WHAT THE EXERCISE ASKS:
According to the project description, how many points should Shogun's scaled-up Gaussian Processes be able to process?

TEXT TO READ:
--- start ---

GSoC_2016_project_large_gps

Large-Scale Gaussian Processes

Note: This project description is yet incomplete

Polish, update, and extend Shogun's framework for Gaussian Processes, with a focus on large-scale problems and sparse variational inference.

Mentors

• Heiko (github: karlnapf, IRC: HeikoS)
• Wu (github: yorkerlin, IRC: yorkerlin)
• Emtiyaz Khan
• Vincent Adam

Difficulty & Requirements

Medium to Difficult You need know

• Gaussian Process basics (You should understand the GP Notebook)
• Variational approximation basics (You should understand at least the full GP part of the Notebook for Variational Inference)
• Linear Algebra (math & in C++)

Description

Following previous successful project on variational learning for Big Data, we attempt to bring Shogun's Gaussian Processes (GP) to Big Data land. From a high level perspective, this means that the goal is to implement established methodology on how to scale up GPs to be able to process hundreds of thousands of points.

--- end ---

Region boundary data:
--- start ---

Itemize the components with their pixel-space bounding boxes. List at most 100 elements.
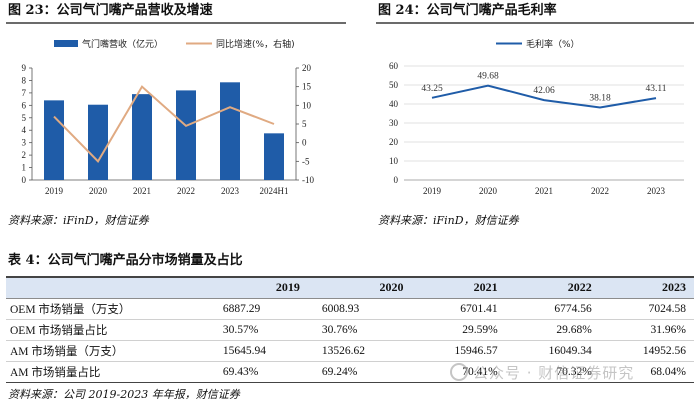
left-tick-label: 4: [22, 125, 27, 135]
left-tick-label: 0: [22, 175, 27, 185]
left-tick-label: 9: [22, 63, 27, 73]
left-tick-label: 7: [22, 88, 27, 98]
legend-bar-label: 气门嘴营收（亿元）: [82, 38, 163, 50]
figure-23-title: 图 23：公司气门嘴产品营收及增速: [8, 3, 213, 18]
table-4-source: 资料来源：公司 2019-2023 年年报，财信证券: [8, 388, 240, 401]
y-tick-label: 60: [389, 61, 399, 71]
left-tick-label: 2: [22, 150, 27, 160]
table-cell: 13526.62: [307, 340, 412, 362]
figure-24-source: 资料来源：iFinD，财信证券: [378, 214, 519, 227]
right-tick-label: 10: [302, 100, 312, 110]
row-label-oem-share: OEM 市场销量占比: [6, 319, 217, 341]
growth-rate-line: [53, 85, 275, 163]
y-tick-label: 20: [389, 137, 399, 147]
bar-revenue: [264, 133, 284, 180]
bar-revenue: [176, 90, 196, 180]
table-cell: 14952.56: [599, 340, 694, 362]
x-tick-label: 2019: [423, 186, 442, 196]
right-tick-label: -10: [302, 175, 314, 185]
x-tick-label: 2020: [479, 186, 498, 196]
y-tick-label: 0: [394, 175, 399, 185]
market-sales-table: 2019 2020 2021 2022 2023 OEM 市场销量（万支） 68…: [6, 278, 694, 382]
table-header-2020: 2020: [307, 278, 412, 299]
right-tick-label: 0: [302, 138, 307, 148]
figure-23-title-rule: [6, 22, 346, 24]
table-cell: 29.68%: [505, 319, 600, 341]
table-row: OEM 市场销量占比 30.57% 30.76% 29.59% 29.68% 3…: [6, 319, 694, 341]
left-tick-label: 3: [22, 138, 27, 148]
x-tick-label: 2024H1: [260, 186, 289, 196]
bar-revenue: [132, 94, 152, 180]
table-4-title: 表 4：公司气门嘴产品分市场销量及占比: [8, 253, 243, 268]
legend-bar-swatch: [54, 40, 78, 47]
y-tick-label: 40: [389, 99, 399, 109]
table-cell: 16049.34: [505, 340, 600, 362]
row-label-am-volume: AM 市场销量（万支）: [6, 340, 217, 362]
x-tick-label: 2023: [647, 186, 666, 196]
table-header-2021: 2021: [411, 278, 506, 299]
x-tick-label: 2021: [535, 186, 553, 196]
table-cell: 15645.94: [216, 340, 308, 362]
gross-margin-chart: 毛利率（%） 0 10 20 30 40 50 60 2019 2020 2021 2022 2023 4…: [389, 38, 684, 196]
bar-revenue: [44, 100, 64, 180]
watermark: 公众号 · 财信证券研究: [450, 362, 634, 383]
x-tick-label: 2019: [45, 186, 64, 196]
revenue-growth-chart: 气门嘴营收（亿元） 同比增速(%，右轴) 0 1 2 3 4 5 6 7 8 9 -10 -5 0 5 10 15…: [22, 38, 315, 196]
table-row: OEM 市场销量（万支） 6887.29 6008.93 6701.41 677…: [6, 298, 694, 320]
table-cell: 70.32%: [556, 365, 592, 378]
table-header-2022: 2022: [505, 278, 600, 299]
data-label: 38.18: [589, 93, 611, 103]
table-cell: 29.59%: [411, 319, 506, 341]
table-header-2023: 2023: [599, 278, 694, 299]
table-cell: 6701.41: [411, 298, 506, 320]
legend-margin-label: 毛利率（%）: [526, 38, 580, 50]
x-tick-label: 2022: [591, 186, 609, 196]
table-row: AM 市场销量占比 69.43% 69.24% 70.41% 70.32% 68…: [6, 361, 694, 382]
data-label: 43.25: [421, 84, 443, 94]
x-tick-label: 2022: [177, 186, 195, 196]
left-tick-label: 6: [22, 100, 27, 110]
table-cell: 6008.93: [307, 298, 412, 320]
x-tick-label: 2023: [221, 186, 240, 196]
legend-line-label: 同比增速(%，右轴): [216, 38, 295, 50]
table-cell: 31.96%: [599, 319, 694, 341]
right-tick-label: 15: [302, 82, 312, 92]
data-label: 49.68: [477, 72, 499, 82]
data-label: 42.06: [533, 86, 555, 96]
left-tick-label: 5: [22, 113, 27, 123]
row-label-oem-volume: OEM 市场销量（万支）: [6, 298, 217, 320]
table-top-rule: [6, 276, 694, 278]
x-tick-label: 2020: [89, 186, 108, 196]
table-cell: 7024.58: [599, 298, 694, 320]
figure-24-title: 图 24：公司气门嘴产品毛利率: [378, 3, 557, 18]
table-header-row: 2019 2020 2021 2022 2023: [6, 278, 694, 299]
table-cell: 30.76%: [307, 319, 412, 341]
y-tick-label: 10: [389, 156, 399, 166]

--- end ---

RESPONSE:
Hundreds of thousands of points.